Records
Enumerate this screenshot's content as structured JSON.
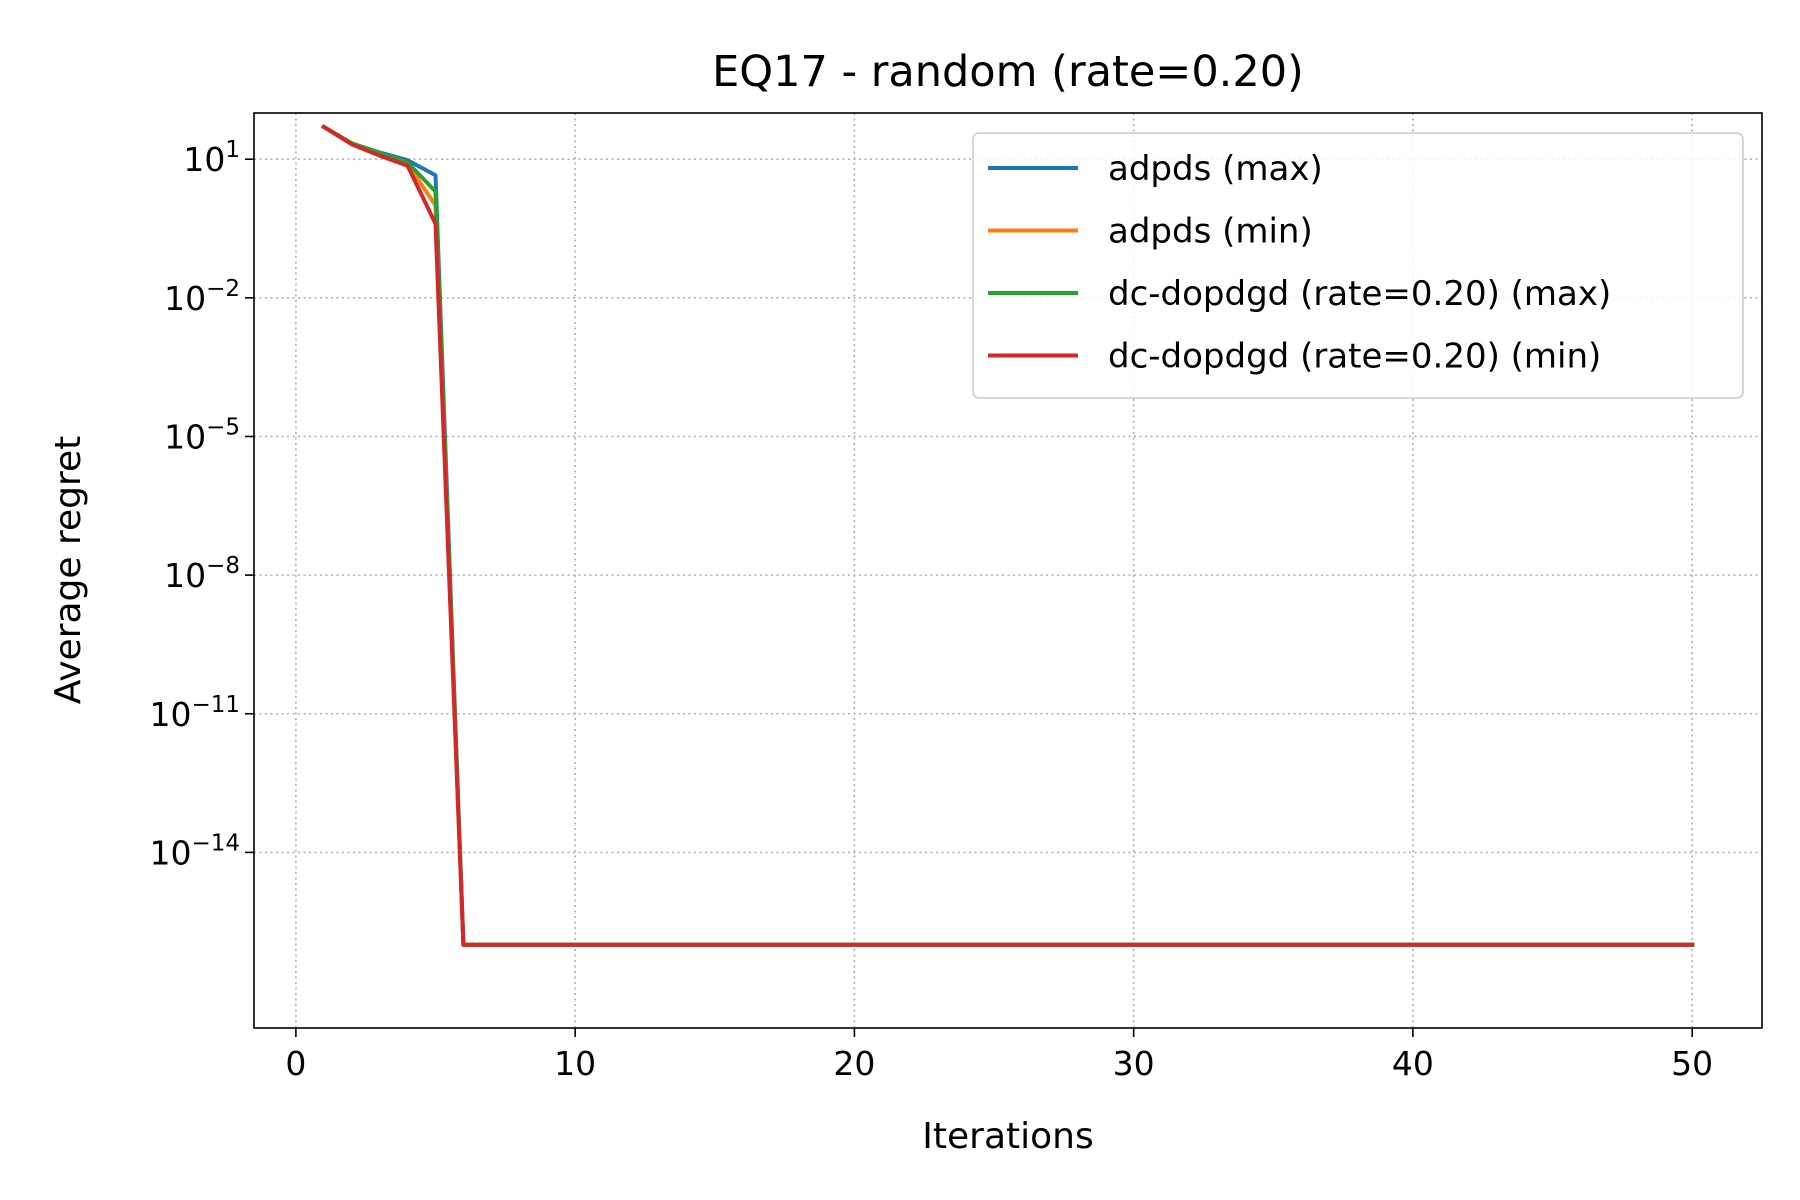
{
  "chart_data": {
    "type": "line",
    "title": "EQ17 - random (rate=0.20)",
    "xlabel": "Iterations",
    "ylabel": "Average regret",
    "yscale": "log",
    "xlim": [
      -1.5,
      52.5
    ],
    "ylim_log10": [
      -17.8,
      2.0
    ],
    "x_ticks": [
      0,
      10,
      20,
      30,
      40,
      50
    ],
    "y_ticks": [
      {
        "base": "10",
        "exp": "1",
        "log10": 1
      },
      {
        "base": "10",
        "exp": "−2",
        "log10": -2
      },
      {
        "base": "10",
        "exp": "−5",
        "log10": -5
      },
      {
        "base": "10",
        "exp": "−8",
        "log10": -8
      },
      {
        "base": "10",
        "exp": "−11",
        "log10": -11
      },
      {
        "base": "10",
        "exp": "−14",
        "log10": -14
      }
    ],
    "grid": true,
    "legend_position": "upper right",
    "series": [
      {
        "name": "adpds (max)",
        "color": "#1f77b4",
        "points": [
          [
            1,
            50
          ],
          [
            2,
            22
          ],
          [
            3,
            14
          ],
          [
            4,
            9.5
          ],
          [
            5,
            4.5
          ],
          [
            6,
            1e-16
          ],
          [
            50,
            1e-16
          ]
        ]
      },
      {
        "name": "adpds (min)",
        "color": "#ff7f0e",
        "points": [
          [
            1,
            50
          ],
          [
            2,
            22
          ],
          [
            3,
            13
          ],
          [
            4,
            8
          ],
          [
            5,
            1.0
          ],
          [
            6,
            1e-16
          ],
          [
            50,
            1e-16
          ]
        ]
      },
      {
        "name": "dc-dopdgd (rate=0.20) (max)",
        "color": "#2ca02c",
        "points": [
          [
            1,
            50
          ],
          [
            2,
            22
          ],
          [
            3,
            13.5
          ],
          [
            4,
            8.5
          ],
          [
            5,
            2.0
          ],
          [
            6,
            1e-16
          ],
          [
            50,
            1e-16
          ]
        ]
      },
      {
        "name": "dc-dopdgd (rate=0.20) (min)",
        "color": "#d62728",
        "points": [
          [
            1,
            50
          ],
          [
            2,
            21
          ],
          [
            3,
            12
          ],
          [
            4,
            7.2
          ],
          [
            5,
            0.4
          ],
          [
            6,
            1e-16
          ],
          [
            50,
            1e-16
          ]
        ]
      }
    ]
  }
}
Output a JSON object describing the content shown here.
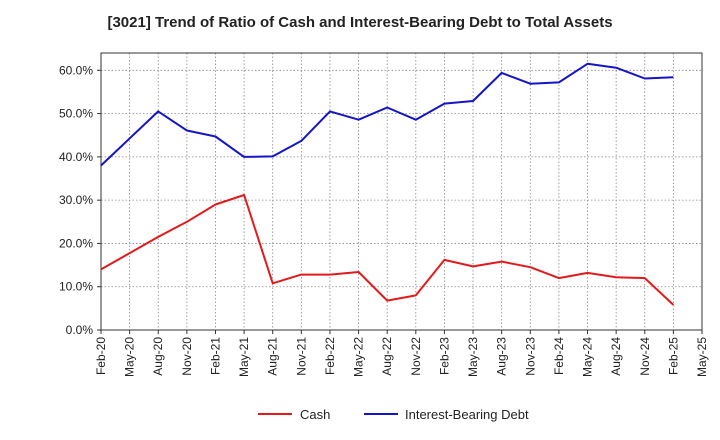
{
  "chart_data": {
    "type": "line",
    "title": "[3021]  Trend of Ratio of Cash and Interest-Bearing Debt to Total Assets",
    "xlabel": "",
    "ylabel": "",
    "ylim": [
      0,
      64
    ],
    "yticks": [
      0,
      10,
      20,
      30,
      40,
      50,
      60
    ],
    "ytick_labels": [
      "0.0%",
      "10.0%",
      "20.0%",
      "30.0%",
      "40.0%",
      "50.0%",
      "60.0%"
    ],
    "x_tick_labels": [
      "Feb-20",
      "May-20",
      "Aug-20",
      "Nov-20",
      "Feb-21",
      "May-21",
      "Aug-21",
      "Nov-21",
      "Feb-22",
      "May-22",
      "Aug-22",
      "Nov-22",
      "Feb-23",
      "May-23",
      "Aug-23",
      "Nov-23",
      "Feb-24",
      "May-24",
      "Aug-24",
      "Nov-24",
      "Feb-25",
      "May-25"
    ],
    "grid": true,
    "legend_position": "bottom",
    "series": [
      {
        "name": "Cash",
        "color": "#e31a1c",
        "values": [
          14.0,
          21.5,
          25.0,
          29.0,
          31.2,
          10.8,
          12.8,
          12.8,
          13.4,
          6.8,
          8.0,
          16.2,
          14.7,
          15.8,
          14.5,
          12.0,
          13.2,
          12.2,
          12.0,
          5.8,
          null
        ]
      },
      {
        "name": "Interest-Bearing Debt",
        "color": "#1515c8",
        "values": [
          38.0,
          50.5,
          46.1,
          44.7,
          40.0,
          40.1,
          43.7,
          50.5,
          48.6,
          51.4,
          48.6,
          52.3,
          52.9,
          59.4,
          56.9,
          57.2,
          61.5,
          60.6,
          58.1,
          58.4,
          null
        ]
      }
    ],
    "series_values_by_index": [
      [
        0,
        2,
        3,
        4,
        5,
        6,
        7,
        8,
        9,
        10,
        11,
        12,
        13,
        14,
        15,
        16,
        17,
        18,
        19,
        20
      ],
      [
        0,
        2,
        3,
        4,
        5,
        6,
        7,
        8,
        9,
        10,
        11,
        12,
        13,
        14,
        15,
        16,
        17,
        18,
        19,
        20
      ]
    ]
  }
}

§ OBJECTIVE: Among the lines of the data, identify those with the word "JSON". Copy each of them.

§ EXPECTED ANSWER:
Enumerate this screenshot's content as structured JSON.
Output a JSON object describing the content shown here.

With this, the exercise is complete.